▶ _Extract provided_:
# New Micro Brewery



## Mitternacht Brauer (7/8/10)

Hi guys and gals

I read a snipet about a new Micro brewery in the local paper . Way to close to home for comfort. they intend to offer beer and pizza.

anyone know anymore?


----------



## BrenosBrews (7/8/10)

Mitternacht Brauer said:


> Hi guys and gals
> 
> I read a snipet about a new Micro brewery in the local paper . Way to close to home for comfort. they intend to offer beer and pizza.
> 
> anyone know anymore?



Ahhh, shouldn't post so early without reading...yes, new brewery opening there. AG formerly of Mountain Goat and 5IBC is the head brewer I believe.


----------



## Hargie (7/8/10)

...indeed he is...great opportunity for a top bloke to put his stamp on a new venture...i know he's over the moon to be back down closer to his beloved Melbourne...


----------



## seemax (7/8/10)

http://www.morningtonpeninsulamail.com.au/...re/1902903.aspx


----------



## dogs01 (8/8/10)

What is it going to be called?


----------



## Wolfy (8/8/10)

dogs01 said:


> What is it going to be called?


The Trick Golf Ball Company according to Google, which may be a little out of date.


----------



## wessmith (8/8/10)

Mornington Peninsular Brewery, and yes - it was the old trick golf ball factory!

Wes


----------



## Murcluf (8/8/10)

Wolfy said:


> The Trick Golf Ball Company according to Google, which may be a little out of date.

▶ _Direction_:
Please quote the brewery thread above word for word, everything from "## BrenosBrews (7/8/10)" down to "brewer I believe.".

▶ _Items_:
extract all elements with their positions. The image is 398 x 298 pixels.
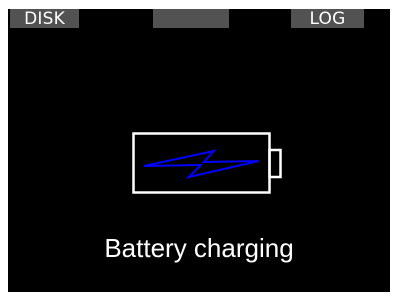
log-softkey[interactable]: LOG [291,9,364,29]
disk-softkey[interactable]: DISK [10,9,79,29]
battery-status-text: Battery charging [104,233,294,263]
battery-terminal [268,148,282,179]
device-screen: DISK LOG Battery charging [8,9,390,292]
lightning-bolt-icon [143,149,260,179]
center-softkey[interactable] [153,9,229,28]
battery-charging-icon [132,132,284,196]
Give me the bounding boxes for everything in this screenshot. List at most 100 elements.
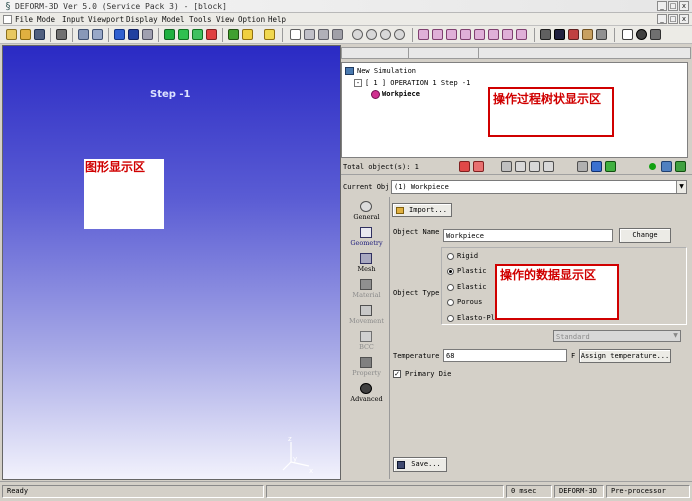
menu-input[interactable]: Input — [62, 14, 85, 25]
rotate-z-icon[interactable] — [380, 29, 391, 40]
floppy-icon — [397, 461, 405, 469]
yellow-box-icon[interactable] — [264, 29, 275, 40]
object-view-icon[interactable] — [515, 161, 526, 172]
object-paint-icon[interactable] — [591, 161, 602, 172]
tab-advanced[interactable]: Advanced — [343, 395, 390, 403]
green-cube-icon[interactable] — [164, 29, 175, 40]
save-button[interactable]: Save... — [393, 457, 447, 472]
wireframe-icon[interactable] — [554, 29, 565, 40]
object-flag-icon[interactable] — [605, 161, 616, 172]
new-icon[interactable] — [6, 29, 17, 40]
tab-general[interactable]: General — [343, 213, 390, 221]
view-bottom-icon[interactable] — [488, 29, 499, 40]
delete-object-icon[interactable] — [473, 161, 484, 172]
radio-elastic[interactable] — [447, 284, 454, 291]
menu-option[interactable]: Option — [238, 14, 265, 25]
menu-tools[interactable]: Tools — [189, 14, 212, 25]
assign-temperature-button[interactable]: Assign temperature... — [579, 349, 671, 363]
maximize-button[interactable]: □ — [668, 1, 678, 11]
zoom-box-icon[interactable] — [332, 29, 343, 40]
print-icon[interactable] — [56, 29, 67, 40]
shading-icon[interactable] — [540, 29, 551, 40]
child-close-button[interactable]: x — [679, 14, 689, 24]
pan-icon[interactable] — [304, 29, 315, 40]
object-group-icon[interactable] — [675, 161, 686, 172]
help-icon[interactable] — [622, 29, 633, 40]
child-minimize-button[interactable]: _ — [657, 14, 667, 24]
view-right-icon[interactable] — [460, 29, 471, 40]
radio-plastic[interactable] — [447, 268, 454, 275]
primary-die-checkbox[interactable]: ✓ — [393, 370, 401, 378]
general-icon — [360, 201, 372, 212]
red-cube-icon[interactable] — [206, 29, 217, 40]
tool-icon[interactable] — [142, 29, 153, 40]
select-icon[interactable] — [114, 29, 125, 40]
import-button[interactable]: Import... — [392, 203, 452, 217]
green-cube-icon-2[interactable] — [178, 29, 189, 40]
tree-collapse-icon[interactable]: - — [354, 79, 362, 87]
radio-porous[interactable] — [447, 299, 454, 306]
simulation-tree[interactable]: New Simulation - [ 1 ] OPERATION 1 Step … — [341, 62, 688, 158]
render-icon[interactable] — [568, 29, 579, 40]
change-button[interactable]: Change — [619, 228, 671, 243]
tree-workpiece[interactable]: Workpiece — [382, 89, 420, 99]
menu-display[interactable]: Display — [126, 14, 158, 25]
rotate-x-icon[interactable] — [352, 29, 363, 40]
menu-mode[interactable]: Mode — [37, 14, 55, 25]
save-icon[interactable] — [34, 29, 45, 40]
standard-select[interactable]: Standard — [553, 330, 681, 342]
rotate-y-icon[interactable] — [366, 29, 377, 40]
pointer-icon[interactable] — [290, 29, 301, 40]
chevron-down-icon[interactable]: ▼ — [676, 181, 686, 193]
temperature-field[interactable]: 68 — [443, 349, 567, 362]
object-list-icon[interactable] — [501, 161, 512, 172]
object-tool-icon[interactable] — [577, 161, 588, 172]
menu-file[interactable]: File — [15, 14, 33, 25]
camera-icon[interactable] — [78, 29, 89, 40]
current-object-select[interactable]: (1) Workpiece — [391, 180, 687, 194]
tree-operation[interactable]: [ 1 ] OPERATION 1 Step -1 — [365, 78, 470, 88]
add-object-icon[interactable] — [459, 161, 470, 172]
view-custom-icon[interactable] — [516, 29, 527, 40]
tree-root[interactable]: New Simulation — [357, 66, 416, 76]
close-button[interactable]: x — [679, 1, 689, 11]
object-copy-icon[interactable] — [529, 161, 540, 172]
snapshot-icon[interactable] — [92, 29, 103, 40]
rotate-free-icon[interactable] — [394, 29, 405, 40]
view-back-icon[interactable] — [432, 29, 443, 40]
view-left-icon[interactable] — [446, 29, 457, 40]
minimize-button[interactable]: _ — [657, 1, 667, 11]
settings-icon[interactable] — [596, 29, 607, 40]
tab-material[interactable]: Material — [343, 291, 390, 299]
tab-movement[interactable]: Movement — [343, 317, 390, 325]
exit-icon[interactable] — [650, 29, 661, 40]
menu-view[interactable]: View — [216, 14, 234, 25]
menu-model[interactable]: Model — [162, 14, 185, 25]
object-people-icon[interactable] — [661, 161, 672, 172]
highlight-icon[interactable] — [242, 29, 253, 40]
view-top-icon[interactable] — [474, 29, 485, 40]
mesh-icon[interactable] — [228, 29, 239, 40]
graphics-viewport[interactable]: Step -1 图形显示区 z y x — [2, 45, 341, 480]
tab-bcc[interactable]: BCC — [343, 343, 390, 351]
radio-rigid[interactable] — [447, 253, 454, 260]
move-icon[interactable] — [128, 29, 139, 40]
radio-porous-label: Porous — [457, 298, 483, 306]
object-name-field[interactable]: Workpiece — [443, 229, 613, 242]
view-front-icon[interactable] — [418, 29, 429, 40]
green-cube-icon-3[interactable] — [192, 29, 203, 40]
zoom-icon[interactable] — [318, 29, 329, 40]
light-icon[interactable] — [582, 29, 593, 40]
open-icon[interactable] — [20, 29, 31, 40]
menu-viewport[interactable]: Viewport — [88, 14, 124, 25]
stop-icon[interactable] — [636, 29, 647, 40]
view-iso-icon[interactable] — [502, 29, 513, 40]
document-icon — [3, 15, 12, 24]
tab-property[interactable]: Property — [343, 369, 390, 377]
child-restore-button[interactable]: □ — [668, 14, 678, 24]
tab-mesh[interactable]: Mesh — [343, 265, 390, 273]
tab-geometry[interactable]: Geometry — [343, 239, 390, 247]
radio-elasto-plastic[interactable] — [447, 315, 454, 322]
object-check-icon[interactable] — [543, 161, 554, 172]
menu-help[interactable]: Help — [268, 14, 286, 25]
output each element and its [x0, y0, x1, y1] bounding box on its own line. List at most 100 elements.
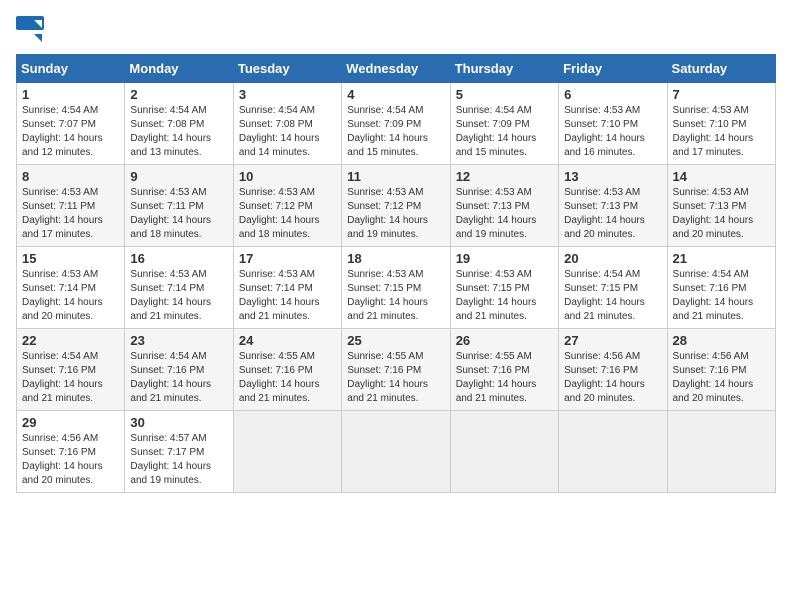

▶ _Response to this exercise_:
## BrenosBrews (7/8/10)

Mitternacht Brauer said:


> Hi guys and gals
> 
> I read a snipet about a new Micro brewery in the local paper . Way to close to home for comfort. they intend to offer beer and pizza.
> 
> anyone know anymore?



Ahhh, shouldn't post so early without reading...yes, new brewery opening there. AG formerly of Mountain Goat and 5IBC is the head brewer I believe.